> [What to do] Copy the records below with every "Pythia 8.315" switched to "Pythia 8.312", changing nothing else, and leave out the pictures.
··· Supplied material
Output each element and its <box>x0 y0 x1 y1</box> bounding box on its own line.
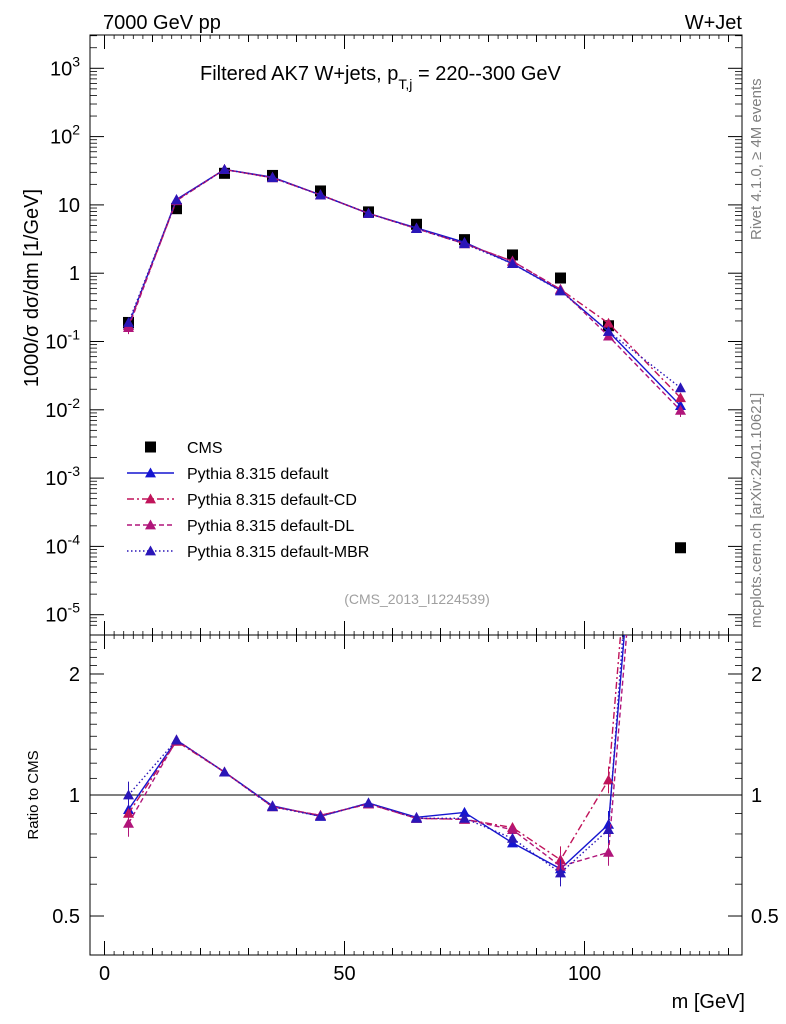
main-point-cms <box>171 203 182 215</box>
legend-label-dl: Pythia 8.315 default-DL <box>187 518 354 535</box>
y-tick-label: 10-3 <box>45 463 80 490</box>
legend-marker-dl <box>145 519 156 530</box>
legend-marker-default <box>145 467 156 478</box>
ratio-series-mbr <box>123 635 624 887</box>
plot-title: Filtered AK7 W+jets, pT,j = 220--300 GeV <box>200 63 562 92</box>
energy-label: 7000 GeV pp <box>103 12 221 34</box>
main-marker-dl <box>675 404 686 415</box>
rivet-label: Rivet 4.1.0, ≥ 4M events <box>748 78 765 240</box>
ratio-marker-mbr <box>411 812 422 823</box>
ratio-marker-mbr <box>219 766 230 777</box>
ratio-y-axis-label: Ratio to CMS <box>25 750 42 839</box>
plot-title-sub: T,j <box>398 76 412 92</box>
process-label: W+Jet <box>685 12 743 34</box>
ratio-series-cd <box>123 635 622 874</box>
ratio-y-tick-label-right: 1 <box>751 785 762 807</box>
main-marker-mbr <box>411 223 422 233</box>
legend-entry-dl: Pythia 8.315 default-DL <box>127 518 354 535</box>
ratio-y-tick-label-right: 2 <box>751 664 762 686</box>
main-marker-cd <box>675 392 686 403</box>
x-tick-label: 0 <box>99 963 110 985</box>
ratio-line-mbr <box>127 635 624 874</box>
legend-entry-mbr: Pythia 8.315 default-MBR <box>127 544 369 561</box>
y-tick-label: 102 <box>50 122 80 149</box>
main-line-cd <box>127 168 682 399</box>
main-series-default <box>123 163 686 411</box>
main-series-mbr <box>123 163 686 393</box>
main-marker-mbr <box>555 285 566 296</box>
x-axis-label: m [GeV] <box>672 991 745 1013</box>
legend-entry-cd: Pythia 8.315 default-CD <box>127 492 357 509</box>
y-tick-label: 1 <box>69 263 80 285</box>
main-line-mbr <box>127 168 681 389</box>
main-marker-mbr <box>219 163 230 174</box>
main-y-axis-label: 1000/σ dσ/dm [1/GeV] <box>21 189 43 387</box>
main-point-cms <box>675 542 686 554</box>
plot-title-main: Filtered AK7 W+jets, p <box>200 63 398 85</box>
y-tick-label: 103 <box>50 53 80 80</box>
main-line-default <box>127 168 682 407</box>
main-marker-mbr <box>459 238 470 249</box>
ratio-line-default <box>127 635 625 870</box>
y-tick-label: 10 <box>58 195 80 217</box>
main-point-cms <box>555 272 566 284</box>
ratio-marker-default <box>459 806 470 817</box>
x-tick-label: 50 <box>333 963 355 985</box>
ratio-y-tick-label: 0.5 <box>52 906 80 928</box>
ratio-line-cd <box>127 635 622 861</box>
ratio-series-group <box>123 635 628 887</box>
main-marker-mbr <box>267 172 278 183</box>
legend-marker-cd <box>145 493 156 504</box>
ratio-marker-mbr <box>363 797 374 808</box>
x-tick-label: 100 <box>568 963 601 985</box>
legend: CMS Pythia 8.315 default Pythia 8.315 defa… <box>127 440 369 561</box>
analysis-id: (CMS_2013_I1224539) <box>344 591 490 607</box>
legend-marker-cms <box>145 441 156 453</box>
main-marker-cd <box>603 317 614 328</box>
legend-label-cms: CMS <box>187 440 223 457</box>
ratio-y-tick-label-right: 0.5 <box>751 906 779 928</box>
y-tick-label: 10-1 <box>45 327 80 354</box>
legend-marker-mbr <box>145 545 156 556</box>
plot-title-range: = 220--300 GeV <box>412 63 561 85</box>
main-error-bars <box>128 320 681 418</box>
main-marker-mbr <box>507 258 518 269</box>
main-line-dl <box>127 168 682 411</box>
main-marker-mbr <box>675 382 686 393</box>
main-point-cms <box>507 249 518 261</box>
main-marker-mbr <box>603 326 614 336</box>
main-series-cd <box>123 163 686 403</box>
ratio-marker-mbr <box>267 801 278 812</box>
ratio-line-dl <box>127 635 628 867</box>
y-tick-label: 10-4 <box>45 531 80 558</box>
ratio-marker-dl <box>507 824 518 835</box>
y-tick-label: 10-5 <box>45 600 80 627</box>
y-tick-label: 10-2 <box>45 395 80 422</box>
legend-label-cd: Pythia 8.315 default-CD <box>187 492 357 509</box>
ratio-marker-mbr <box>507 832 518 843</box>
main-marker-mbr <box>171 194 182 205</box>
main-marker-mbr <box>315 189 326 200</box>
ratio-marker-mbr <box>171 734 182 745</box>
ratio-y-tick-label: 1 <box>69 785 80 807</box>
main-marker-mbr <box>123 316 134 327</box>
main-series-dl <box>123 163 686 415</box>
legend-label-default: Pythia 8.315 default <box>187 466 329 483</box>
mcplots-label: mcplots.cern.ch [arXiv:2401.10621] <box>748 393 765 628</box>
legend-entry-default: Pythia 8.315 default <box>127 466 329 483</box>
main-marker-dl <box>123 322 134 332</box>
ratio-marker-mbr <box>315 810 326 821</box>
legend-entry-cms: CMS <box>145 440 223 457</box>
ratio-y-tick-label: 2 <box>69 664 80 686</box>
main-marker-mbr <box>363 207 374 218</box>
legend-label-mbr: Pythia 8.315 default-MBR <box>187 544 369 561</box>
ratio-marker-mbr <box>459 812 470 823</box>
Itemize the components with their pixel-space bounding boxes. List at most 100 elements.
······
> [Output below]
Output each element and its <box>x0 y0 x1 y1</box> bounding box on its own line.
main-point-cms <box>171 203 182 215</box>
legend-label-dl: Pythia 8.312 default-DL <box>187 518 354 535</box>
y-tick-label: 10-3 <box>45 463 80 490</box>
legend-marker-dl <box>145 519 156 530</box>
legend-marker-default <box>145 467 156 478</box>
ratio-series-mbr <box>123 635 624 887</box>
plot-title: Filtered AK7 W+jets, pT,j = 220--300 GeV <box>200 63 562 92</box>
energy-label: 7000 GeV pp <box>103 12 221 34</box>
main-marker-dl <box>675 404 686 415</box>
rivet-label: Rivet 4.1.0, ≥ 4M events <box>748 78 765 240</box>
ratio-marker-mbr <box>411 812 422 823</box>
ratio-marker-mbr <box>219 766 230 777</box>
ratio-y-axis-label: Ratio to CMS <box>25 750 42 839</box>
plot-title-sub: T,j <box>398 76 412 92</box>
process-label: W+Jet <box>685 12 743 34</box>
ratio-series-cd <box>123 635 622 874</box>
ratio-y-tick-label-right: 1 <box>751 785 762 807</box>
main-marker-mbr <box>411 223 422 233</box>
legend-entry-dl: Pythia 8.312 default-DL <box>127 518 354 535</box>
ratio-y-tick-label-right: 2 <box>751 664 762 686</box>
main-marker-cd <box>675 392 686 403</box>
x-tick-label: 0 <box>99 963 110 985</box>
ratio-line-mbr <box>127 635 624 874</box>
legend-entry-mbr: Pythia 8.312 default-MBR <box>127 544 369 561</box>
y-tick-label: 102 <box>50 122 80 149</box>
main-line-cd <box>127 168 682 399</box>
main-series-default <box>123 163 686 411</box>
main-series-mbr <box>123 163 686 393</box>
main-marker-mbr <box>555 285 566 296</box>
x-axis-label: m [GeV] <box>672 991 745 1013</box>
legend-entry-cd: Pythia 8.312 default-CD <box>127 492 357 509</box>
y-tick-label: 1 <box>69 263 80 285</box>
main-line-mbr <box>127 168 681 389</box>
main-marker-mbr <box>219 163 230 174</box>
main-y-axis-label: 1000/σ dσ/dm [1/GeV] <box>21 189 43 387</box>
main-point-cms <box>675 542 686 554</box>
plot-title-main: Filtered AK7 W+jets, p <box>200 63 398 85</box>
y-tick-label: 103 <box>50 53 80 80</box>
main-line-default <box>127 168 682 407</box>
main-marker-mbr <box>459 238 470 249</box>
ratio-line-default <box>127 635 625 870</box>
y-tick-label: 10 <box>58 195 80 217</box>
main-point-cms <box>555 272 566 284</box>
ratio-marker-default <box>459 806 470 817</box>
x-tick-label: 50 <box>333 963 355 985</box>
ratio-y-tick-label: 0.5 <box>52 906 80 928</box>
ratio-line-cd <box>127 635 622 861</box>
ratio-series-group <box>123 635 628 887</box>
main-marker-mbr <box>267 172 278 183</box>
legend-marker-cd <box>145 493 156 504</box>
ratio-marker-mbr <box>363 797 374 808</box>
x-tick-label: 100 <box>568 963 601 985</box>
legend: CMS Pythia 8.312 default Pythia 8.312 defa… <box>127 440 369 561</box>
analysis-id: (CMS_2013_I1224539) <box>344 591 490 607</box>
legend-marker-cms <box>145 441 156 453</box>
main-marker-cd <box>603 317 614 328</box>
legend-label-cms: CMS <box>187 440 223 457</box>
ratio-y-tick-label-right: 0.5 <box>751 906 779 928</box>
y-tick-label: 10-1 <box>45 327 80 354</box>
legend-marker-mbr <box>145 545 156 556</box>
plot-title-range: = 220--300 GeV <box>412 63 561 85</box>
main-error-bars <box>128 320 681 418</box>
main-marker-mbr <box>507 258 518 269</box>
main-line-dl <box>127 168 682 411</box>
main-marker-mbr <box>675 382 686 393</box>
main-point-cms <box>507 249 518 261</box>
main-marker-mbr <box>603 326 614 336</box>
main-series-cd <box>123 163 686 403</box>
ratio-marker-mbr <box>267 801 278 812</box>
ratio-line-dl <box>127 635 628 867</box>
y-tick-label: 10-4 <box>45 531 80 558</box>
ratio-marker-dl <box>507 824 518 835</box>
y-tick-label: 10-5 <box>45 600 80 627</box>
y-tick-label: 10-2 <box>45 395 80 422</box>
legend-label-cd: Pythia 8.312 default-CD <box>187 492 357 509</box>
ratio-marker-mbr <box>507 832 518 843</box>
main-marker-mbr <box>171 194 182 205</box>
main-marker-mbr <box>315 189 326 200</box>
ratio-marker-mbr <box>171 734 182 745</box>
ratio-y-tick-label: 1 <box>69 785 80 807</box>
main-marker-mbr <box>123 316 134 327</box>
main-series-dl <box>123 163 686 415</box>
legend-label-default: Pythia 8.312 default <box>187 466 329 483</box>
mcplots-label: mcplots.cern.ch [arXiv:2401.10621] <box>748 393 765 628</box>
legend-entry-default: Pythia 8.312 default <box>127 466 329 483</box>
main-marker-dl <box>123 322 134 332</box>
ratio-marker-mbr <box>315 810 326 821</box>
legend-entry-cms: CMS <box>145 440 223 457</box>
ratio-y-tick-label: 2 <box>69 664 80 686</box>
main-marker-mbr <box>363 207 374 218</box>
legend-label-mbr: Pythia 8.312 default-MBR <box>187 544 369 561</box>
ratio-marker-mbr <box>459 812 470 823</box>
Itemize the components with their pixel-space bounding boxes. List at most 100 elements.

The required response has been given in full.